> _Material shown_
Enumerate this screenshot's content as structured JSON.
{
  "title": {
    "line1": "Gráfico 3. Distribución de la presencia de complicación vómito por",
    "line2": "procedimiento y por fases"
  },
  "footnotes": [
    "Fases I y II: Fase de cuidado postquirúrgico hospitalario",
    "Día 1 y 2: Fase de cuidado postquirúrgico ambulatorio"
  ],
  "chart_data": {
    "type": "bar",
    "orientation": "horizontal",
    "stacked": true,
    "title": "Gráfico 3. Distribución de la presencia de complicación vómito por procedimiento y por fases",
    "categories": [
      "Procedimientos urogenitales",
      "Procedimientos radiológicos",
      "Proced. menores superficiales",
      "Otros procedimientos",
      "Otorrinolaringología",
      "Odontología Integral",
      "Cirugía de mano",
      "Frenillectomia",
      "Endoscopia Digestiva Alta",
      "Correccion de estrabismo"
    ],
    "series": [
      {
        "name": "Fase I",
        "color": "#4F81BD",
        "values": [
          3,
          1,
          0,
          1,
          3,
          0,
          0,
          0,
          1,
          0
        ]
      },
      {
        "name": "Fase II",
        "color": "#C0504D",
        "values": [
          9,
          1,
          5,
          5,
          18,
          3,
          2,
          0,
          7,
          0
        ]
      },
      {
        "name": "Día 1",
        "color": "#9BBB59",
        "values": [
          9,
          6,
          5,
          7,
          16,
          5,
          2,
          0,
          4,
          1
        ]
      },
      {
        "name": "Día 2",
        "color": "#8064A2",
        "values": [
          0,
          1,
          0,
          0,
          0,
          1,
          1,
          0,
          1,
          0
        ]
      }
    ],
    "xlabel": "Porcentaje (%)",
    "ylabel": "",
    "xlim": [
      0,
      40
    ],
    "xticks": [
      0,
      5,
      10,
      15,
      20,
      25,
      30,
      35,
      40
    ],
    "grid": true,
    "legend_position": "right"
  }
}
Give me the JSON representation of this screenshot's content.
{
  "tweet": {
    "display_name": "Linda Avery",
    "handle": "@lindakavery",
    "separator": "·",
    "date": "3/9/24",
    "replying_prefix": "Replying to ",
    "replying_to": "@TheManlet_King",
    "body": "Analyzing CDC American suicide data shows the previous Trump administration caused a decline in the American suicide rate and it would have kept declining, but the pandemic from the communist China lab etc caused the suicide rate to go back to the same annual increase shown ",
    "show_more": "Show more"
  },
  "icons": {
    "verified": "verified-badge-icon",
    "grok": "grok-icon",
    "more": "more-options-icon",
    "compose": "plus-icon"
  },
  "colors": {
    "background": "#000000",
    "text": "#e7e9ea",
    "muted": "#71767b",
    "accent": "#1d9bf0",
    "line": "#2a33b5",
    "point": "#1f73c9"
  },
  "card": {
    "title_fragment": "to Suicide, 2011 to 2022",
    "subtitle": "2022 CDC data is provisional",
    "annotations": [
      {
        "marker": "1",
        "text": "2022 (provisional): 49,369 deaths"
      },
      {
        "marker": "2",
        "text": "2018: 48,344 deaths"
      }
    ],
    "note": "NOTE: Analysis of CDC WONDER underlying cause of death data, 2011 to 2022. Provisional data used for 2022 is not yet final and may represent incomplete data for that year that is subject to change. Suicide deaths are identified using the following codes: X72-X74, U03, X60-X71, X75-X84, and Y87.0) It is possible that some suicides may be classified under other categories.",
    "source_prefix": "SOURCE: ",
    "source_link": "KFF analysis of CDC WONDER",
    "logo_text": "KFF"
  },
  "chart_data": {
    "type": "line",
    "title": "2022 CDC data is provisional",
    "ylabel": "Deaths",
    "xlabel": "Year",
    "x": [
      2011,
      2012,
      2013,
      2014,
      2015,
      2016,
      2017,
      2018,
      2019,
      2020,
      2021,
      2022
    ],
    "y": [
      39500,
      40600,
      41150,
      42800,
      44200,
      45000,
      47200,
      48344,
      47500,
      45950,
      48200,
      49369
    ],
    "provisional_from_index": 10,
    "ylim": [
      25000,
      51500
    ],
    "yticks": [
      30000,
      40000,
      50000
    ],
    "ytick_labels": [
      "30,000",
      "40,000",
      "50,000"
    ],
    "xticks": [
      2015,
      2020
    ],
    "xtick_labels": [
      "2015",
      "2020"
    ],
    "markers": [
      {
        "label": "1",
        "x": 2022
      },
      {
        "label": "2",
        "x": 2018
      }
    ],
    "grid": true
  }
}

> _What you have to do_
Exactly reproduce every line of the records.

> _Exercise answer_
Enumerate this screenshot's content as structured JSON.
{
  "title": {
    "line1": "Gráfico 3. Distribución de la presencia de complicación vómito por",
    "line2": "procedimiento y por fases"
  },
  "footnotes": [
    "Fases I y II: Fase de cuidado postquirúrgico hospitalario",
    "Día 1 y 2: Fase de cuidado postquirúrgico ambulatorio"
  ],
  "chart_data": {
    "type": "bar",
    "orientation": "horizontal",
    "stacked": true,
    "title": "Gráfico 3. Distribución de la presencia de complicación vómito por procedimiento y por fases",
    "categories": [
      "Procedimientos urogenitales",
      "Procedimientos radiológicos",
      "Proced. menores superficiales",
      "Otros procedimientos",
      "Otorrinolaringología",
      "Odontología Integral",
      "Cirugía de mano",
      "Frenillectomia",
      "Endoscopia Digestiva Alta",
      "Correccion de estrabismo"
    ],
    "series": [
      {
        "name": "Fase I",
        "color": "#4F81BD",
        "values": [
          3,
          1,
          0,
          1,
          3,
          0,
          0,
          0,
          1,
          0
        ]
      },
      {
        "name": "Fase II",
        "color": "#C0504D",
        "values": [
          9,
          1,
          5,
          5,
          18,
          3,
          2,
          0,
          7,
          0
        ]
      },
      {
        "name": "Día 1",
        "color": "#9BBB59",
        "values": [
          9,
          6,
          5,
          7,
          16,
          5,
          2,
          0,
          4,
          1
        ]
      },
      {
        "name": "Día 2",
        "color": "#8064A2",
        "values": [
          0,
          1,
          0,
          0,
          0,
          1,
          1,
          0,
          1,
          0
        ]
      }
    ],
    "xlabel": "Porcentaje (%)",
    "ylabel": "",
    "xlim": [
      0,
      40
    ],
    "xticks": [
      0,
      5,
      10,
      15,
      20,
      25,
      30,
      35,
      40
    ],
    "grid": true,
    "legend_position": "right"
  }
}
Give me the JSON representation of this screenshot's content.
{
  "tweet": {
    "display_name": "Linda Avery",
    "handle": "@lindakavery",
    "separator": "·",
    "date": "3/9/24",
    "replying_prefix": "Replying to ",
    "replying_to": "@TheManlet_King",
    "body": "Analyzing CDC American suicide data shows the previous Trump administration caused a decline in the American suicide rate and it would have kept declining, but the pandemic from the communist China lab etc caused the suicide rate to go back to the same annual increase shown ",
    "show_more": "Show more"
  },
  "icons": {
    "verified": "verified-badge-icon",
    "grok": "grok-icon",
    "more": "more-options-icon",
    "compose": "plus-icon"
  },
  "colors": {
    "background": "#000000",
    "text": "#e7e9ea",
    "muted": "#71767b",
    "accent": "#1d9bf0",
    "line": "#2a33b5",
    "point": "#1f73c9"
  },
  "card": {
    "title_fragment": "to Suicide, 2011 to 2022",
    "subtitle": "2022 CDC data is provisional",
    "annotations": [
      {
        "marker": "1",
        "text": "2022 (provisional): 49,369 deaths"
      },
      {
        "marker": "2",
        "text": "2018: 48,344 deaths"
      }
    ],
    "note": "NOTE: Analysis of CDC WONDER underlying cause of death data, 2011 to 2022. Provisional data used for 2022 is not yet final and may represent incomplete data for that year that is subject to change. Suicide deaths are identified using the following codes: X72-X74, U03, X60-X71, X75-X84, and Y87.0) It is possible that some suicides may be classified under other categories.",
    "source_prefix": "SOURCE: ",
    "source_link": "KFF analysis of CDC WONDER",
    "logo_text": "KFF"
  },
  "chart_data": {
    "type": "line",
    "title": "2022 CDC data is provisional",
    "ylabel": "Deaths",
    "xlabel": "Year",
    "x": [
      2011,
      2012,
      2013,
      2014,
      2015,
      2016,
      2017,
      2018,
      2019,
      2020,
      2021,
      2022
    ],
    "y": [
      39500,
      40600,
      41150,
      42800,
      44200,
      45000,
      47200,
      48344,
      47500,
      45950,
      48200,
      49369
    ],
    "provisional_from_index": 10,
    "ylim": [
      25000,
      51500
    ],
    "yticks": [
      30000,
      40000,
      50000
    ],
    "ytick_labels": [
      "30,000",
      "40,000",
      "50,000"
    ],
    "xticks": [
      2015,
      2020
    ],
    "xtick_labels": [
      "2015",
      "2020"
    ],
    "markers": [
      {
        "label": "1",
        "x": 2022
      },
      {
        "label": "2",
        "x": 2018
      }
    ],
    "grid": true
  }
}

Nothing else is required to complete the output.